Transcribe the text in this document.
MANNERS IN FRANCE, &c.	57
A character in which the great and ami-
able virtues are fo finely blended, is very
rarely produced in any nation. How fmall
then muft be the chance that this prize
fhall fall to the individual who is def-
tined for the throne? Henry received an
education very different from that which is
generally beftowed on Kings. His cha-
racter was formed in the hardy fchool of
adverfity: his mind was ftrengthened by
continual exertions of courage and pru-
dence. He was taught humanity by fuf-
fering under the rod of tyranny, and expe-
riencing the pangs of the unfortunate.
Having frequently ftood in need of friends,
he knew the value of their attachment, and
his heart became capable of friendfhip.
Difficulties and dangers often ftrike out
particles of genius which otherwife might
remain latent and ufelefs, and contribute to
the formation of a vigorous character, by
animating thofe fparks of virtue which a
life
☆ ☆ ☆ ☆
Stated exercise: Working from the material above, retype it in its entirety without change.

The output:
Transcribe the text in this document.
MANNERS IN FRANCE, &c.	57
A character in which the great and ami-
able virtues are fo finely blended, is very
rarely produced in any nation. How fmall
then muft be the chance that this prize
fhall fall to the individual who is def-
tined for the throne? Henry received an
education very different from that which is
generally beftowed on Kings. His cha-
racter was formed in the hardy fchool of
adverfity: his mind was ftrengthened by
continual exertions of courage and pru-
dence. He was taught humanity by fuf-
fering under the rod of tyranny, and expe-
riencing the pangs of the unfortunate.
Having frequently ftood in need of friends,
he knew the value of their attachment, and
his heart became capable of friendfhip.
Difficulties and dangers often ftrike out
particles of genius which otherwife might
remain latent and ufelefs, and contribute to
the formation of a vigorous character, by
animating thofe fparks of virtue which a
life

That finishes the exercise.